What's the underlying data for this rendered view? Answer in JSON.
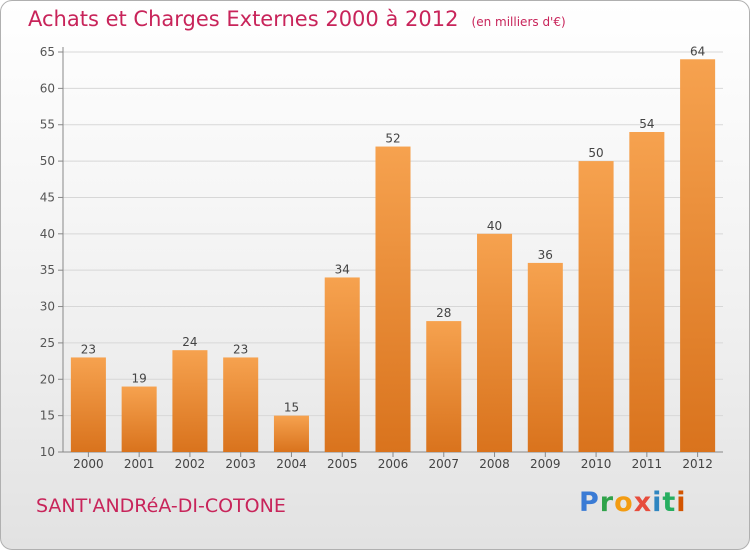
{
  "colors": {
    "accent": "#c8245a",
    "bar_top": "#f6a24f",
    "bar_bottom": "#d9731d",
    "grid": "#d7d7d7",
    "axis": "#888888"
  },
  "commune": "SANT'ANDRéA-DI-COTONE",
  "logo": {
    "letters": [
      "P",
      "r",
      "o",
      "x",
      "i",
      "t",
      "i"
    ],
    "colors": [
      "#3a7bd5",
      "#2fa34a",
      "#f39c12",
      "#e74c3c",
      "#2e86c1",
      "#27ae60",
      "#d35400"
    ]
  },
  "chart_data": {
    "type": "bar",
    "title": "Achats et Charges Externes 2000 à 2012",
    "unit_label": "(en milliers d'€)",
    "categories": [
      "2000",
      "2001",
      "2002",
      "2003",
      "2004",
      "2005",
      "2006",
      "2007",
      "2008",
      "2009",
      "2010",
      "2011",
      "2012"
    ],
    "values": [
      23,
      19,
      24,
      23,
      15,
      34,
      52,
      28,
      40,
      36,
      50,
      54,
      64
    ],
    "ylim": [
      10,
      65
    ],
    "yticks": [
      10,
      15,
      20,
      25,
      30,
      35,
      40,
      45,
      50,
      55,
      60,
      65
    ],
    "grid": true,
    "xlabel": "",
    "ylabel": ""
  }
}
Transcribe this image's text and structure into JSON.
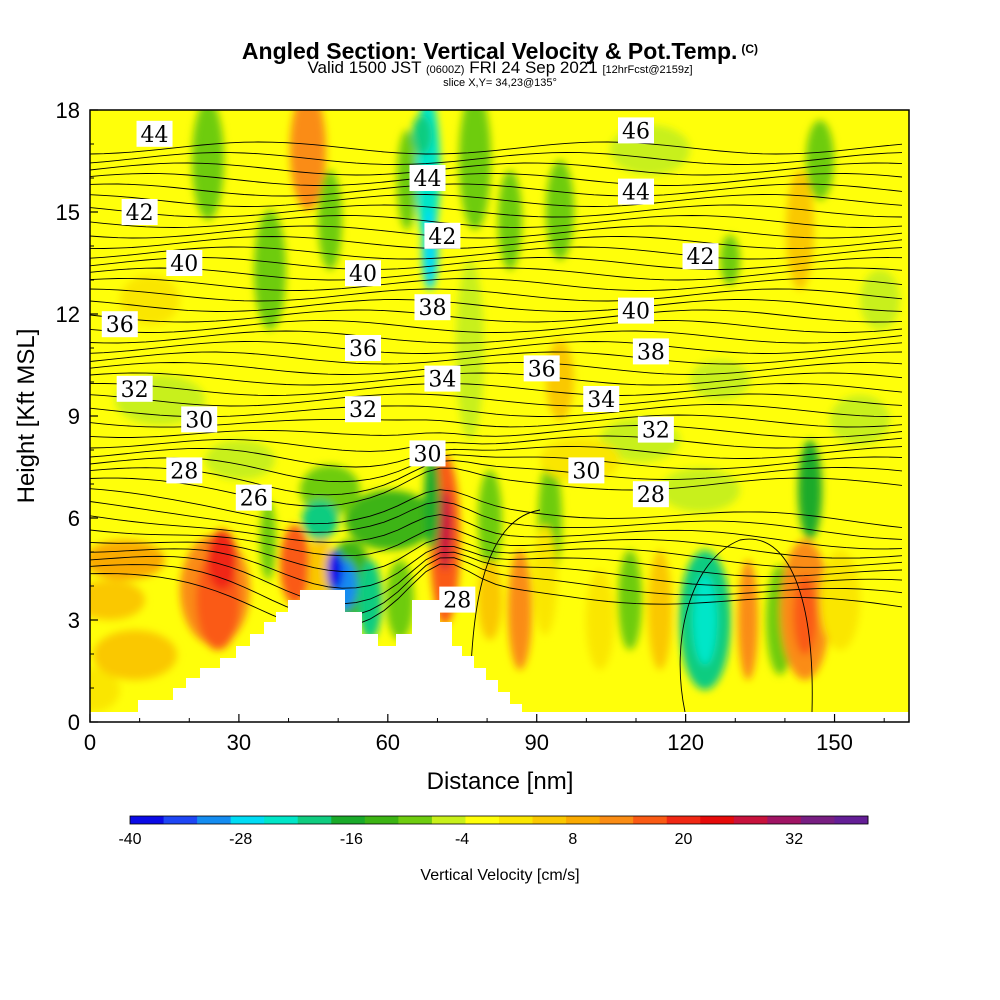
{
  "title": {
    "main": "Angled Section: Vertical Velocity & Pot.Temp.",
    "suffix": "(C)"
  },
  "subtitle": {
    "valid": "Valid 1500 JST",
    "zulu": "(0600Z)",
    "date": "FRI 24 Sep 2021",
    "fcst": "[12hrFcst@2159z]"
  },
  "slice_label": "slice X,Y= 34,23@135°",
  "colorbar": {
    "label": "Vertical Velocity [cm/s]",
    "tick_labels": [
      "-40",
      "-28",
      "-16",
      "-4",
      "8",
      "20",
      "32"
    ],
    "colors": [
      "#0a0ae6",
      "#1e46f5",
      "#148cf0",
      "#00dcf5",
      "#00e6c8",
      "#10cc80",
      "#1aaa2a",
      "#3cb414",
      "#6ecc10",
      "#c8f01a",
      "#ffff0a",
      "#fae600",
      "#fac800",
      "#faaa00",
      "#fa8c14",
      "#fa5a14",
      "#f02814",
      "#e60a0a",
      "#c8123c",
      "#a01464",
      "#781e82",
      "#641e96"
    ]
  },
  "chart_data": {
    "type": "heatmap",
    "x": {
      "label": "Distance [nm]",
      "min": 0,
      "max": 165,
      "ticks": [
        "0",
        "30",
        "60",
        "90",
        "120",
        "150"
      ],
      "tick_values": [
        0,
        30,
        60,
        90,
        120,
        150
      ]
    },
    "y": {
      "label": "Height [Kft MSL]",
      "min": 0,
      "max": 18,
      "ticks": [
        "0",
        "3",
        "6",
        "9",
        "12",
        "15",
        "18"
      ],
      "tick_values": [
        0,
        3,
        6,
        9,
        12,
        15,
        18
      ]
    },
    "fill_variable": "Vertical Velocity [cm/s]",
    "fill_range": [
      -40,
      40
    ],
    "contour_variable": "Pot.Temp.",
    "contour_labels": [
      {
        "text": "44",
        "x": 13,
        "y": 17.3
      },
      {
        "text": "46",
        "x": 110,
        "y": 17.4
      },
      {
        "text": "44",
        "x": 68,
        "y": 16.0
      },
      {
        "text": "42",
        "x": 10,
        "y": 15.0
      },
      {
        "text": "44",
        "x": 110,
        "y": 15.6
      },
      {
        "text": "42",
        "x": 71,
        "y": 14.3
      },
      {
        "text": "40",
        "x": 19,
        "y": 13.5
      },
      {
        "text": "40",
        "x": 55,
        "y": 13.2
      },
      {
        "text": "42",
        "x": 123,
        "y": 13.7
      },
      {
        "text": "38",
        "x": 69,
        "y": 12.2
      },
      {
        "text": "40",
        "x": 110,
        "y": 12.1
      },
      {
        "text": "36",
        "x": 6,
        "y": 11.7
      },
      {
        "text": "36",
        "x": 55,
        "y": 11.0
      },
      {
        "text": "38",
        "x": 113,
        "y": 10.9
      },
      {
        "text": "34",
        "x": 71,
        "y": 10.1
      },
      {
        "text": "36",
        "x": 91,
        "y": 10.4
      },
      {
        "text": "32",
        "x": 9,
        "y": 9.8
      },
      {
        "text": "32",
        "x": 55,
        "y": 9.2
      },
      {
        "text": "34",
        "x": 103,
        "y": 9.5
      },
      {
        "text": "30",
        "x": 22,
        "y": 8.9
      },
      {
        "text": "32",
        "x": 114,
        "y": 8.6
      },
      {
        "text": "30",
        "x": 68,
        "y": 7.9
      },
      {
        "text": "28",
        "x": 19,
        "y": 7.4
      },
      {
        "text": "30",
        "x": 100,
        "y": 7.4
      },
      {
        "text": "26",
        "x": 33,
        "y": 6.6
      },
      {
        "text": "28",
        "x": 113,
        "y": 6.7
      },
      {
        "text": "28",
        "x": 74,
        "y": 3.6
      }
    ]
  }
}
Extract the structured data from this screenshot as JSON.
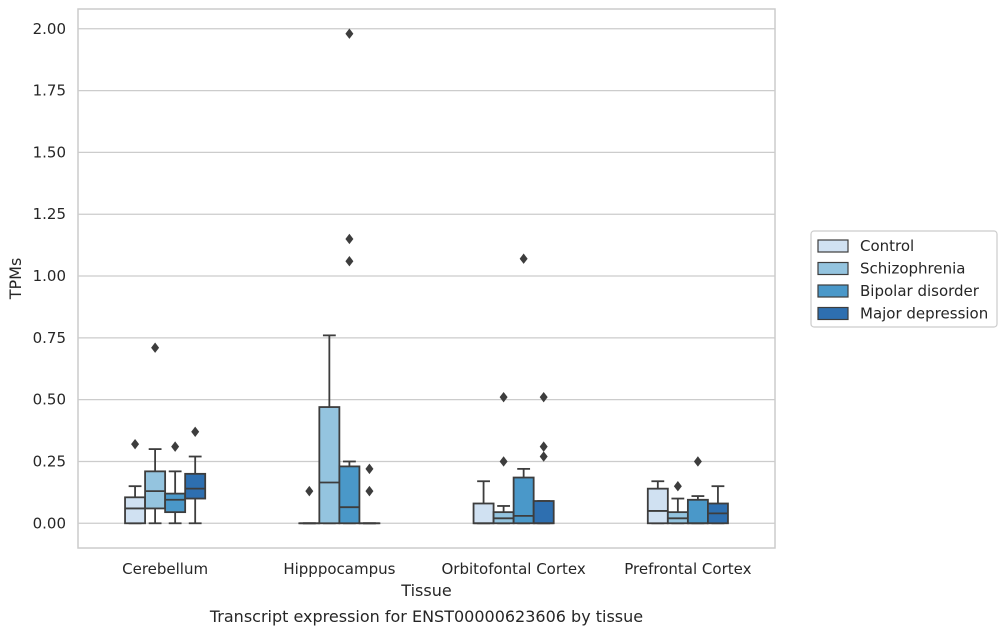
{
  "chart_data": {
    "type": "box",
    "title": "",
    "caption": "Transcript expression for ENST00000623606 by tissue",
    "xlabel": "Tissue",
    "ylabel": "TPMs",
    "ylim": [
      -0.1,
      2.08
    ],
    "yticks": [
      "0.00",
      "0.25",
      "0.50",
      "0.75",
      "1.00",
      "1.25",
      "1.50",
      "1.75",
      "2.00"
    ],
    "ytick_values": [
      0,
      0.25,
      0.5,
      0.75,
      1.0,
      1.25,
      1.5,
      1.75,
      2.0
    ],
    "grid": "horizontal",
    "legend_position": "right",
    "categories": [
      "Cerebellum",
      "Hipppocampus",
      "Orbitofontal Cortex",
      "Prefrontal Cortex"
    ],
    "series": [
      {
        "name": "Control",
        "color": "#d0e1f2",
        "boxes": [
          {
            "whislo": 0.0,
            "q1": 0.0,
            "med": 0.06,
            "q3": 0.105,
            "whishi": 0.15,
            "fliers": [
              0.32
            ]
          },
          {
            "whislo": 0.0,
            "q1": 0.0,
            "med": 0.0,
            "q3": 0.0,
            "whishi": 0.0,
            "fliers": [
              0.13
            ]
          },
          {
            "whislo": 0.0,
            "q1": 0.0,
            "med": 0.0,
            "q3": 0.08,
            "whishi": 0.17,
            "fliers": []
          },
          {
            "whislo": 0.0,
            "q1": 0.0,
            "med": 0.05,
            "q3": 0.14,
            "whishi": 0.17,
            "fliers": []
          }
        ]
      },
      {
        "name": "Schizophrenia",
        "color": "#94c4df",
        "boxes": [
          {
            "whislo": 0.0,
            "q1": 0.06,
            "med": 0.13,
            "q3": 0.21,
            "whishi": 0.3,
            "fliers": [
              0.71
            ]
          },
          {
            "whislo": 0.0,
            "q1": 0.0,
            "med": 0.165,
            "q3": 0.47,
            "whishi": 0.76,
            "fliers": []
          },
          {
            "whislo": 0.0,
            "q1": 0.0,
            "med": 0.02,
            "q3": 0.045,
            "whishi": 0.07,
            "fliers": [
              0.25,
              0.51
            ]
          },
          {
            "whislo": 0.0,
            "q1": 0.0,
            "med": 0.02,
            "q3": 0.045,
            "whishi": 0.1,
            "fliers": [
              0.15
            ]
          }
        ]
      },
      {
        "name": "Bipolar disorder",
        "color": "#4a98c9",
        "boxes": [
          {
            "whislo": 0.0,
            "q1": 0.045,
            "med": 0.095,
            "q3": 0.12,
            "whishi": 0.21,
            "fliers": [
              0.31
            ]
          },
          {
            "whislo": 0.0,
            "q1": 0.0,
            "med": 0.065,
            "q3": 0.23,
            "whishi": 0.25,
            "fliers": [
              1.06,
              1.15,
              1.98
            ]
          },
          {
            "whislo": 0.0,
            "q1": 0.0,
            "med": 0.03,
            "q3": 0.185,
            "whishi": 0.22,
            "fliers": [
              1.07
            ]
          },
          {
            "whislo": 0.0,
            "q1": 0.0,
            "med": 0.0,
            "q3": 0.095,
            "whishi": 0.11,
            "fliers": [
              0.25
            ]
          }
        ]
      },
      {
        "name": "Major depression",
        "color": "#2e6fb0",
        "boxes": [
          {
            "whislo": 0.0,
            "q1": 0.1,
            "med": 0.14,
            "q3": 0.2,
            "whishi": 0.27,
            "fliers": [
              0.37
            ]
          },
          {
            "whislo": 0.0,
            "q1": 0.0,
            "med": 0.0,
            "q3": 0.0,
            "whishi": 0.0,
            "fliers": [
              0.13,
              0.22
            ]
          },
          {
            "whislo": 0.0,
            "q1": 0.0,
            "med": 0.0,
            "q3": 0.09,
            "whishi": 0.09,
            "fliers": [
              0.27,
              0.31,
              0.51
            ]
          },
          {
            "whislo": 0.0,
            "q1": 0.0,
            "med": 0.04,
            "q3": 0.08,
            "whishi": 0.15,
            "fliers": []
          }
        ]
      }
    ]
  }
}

· · · · · · ·

Collect, from the material above, every line containing the word "Velocity".

The response:
    "main": "Angled Section: Vertical Velocity & Pot.Temp.",
    "label": "Vertical Velocity [cm/s]",
    "fill_variable": "Vertical Velocity [cm/s]",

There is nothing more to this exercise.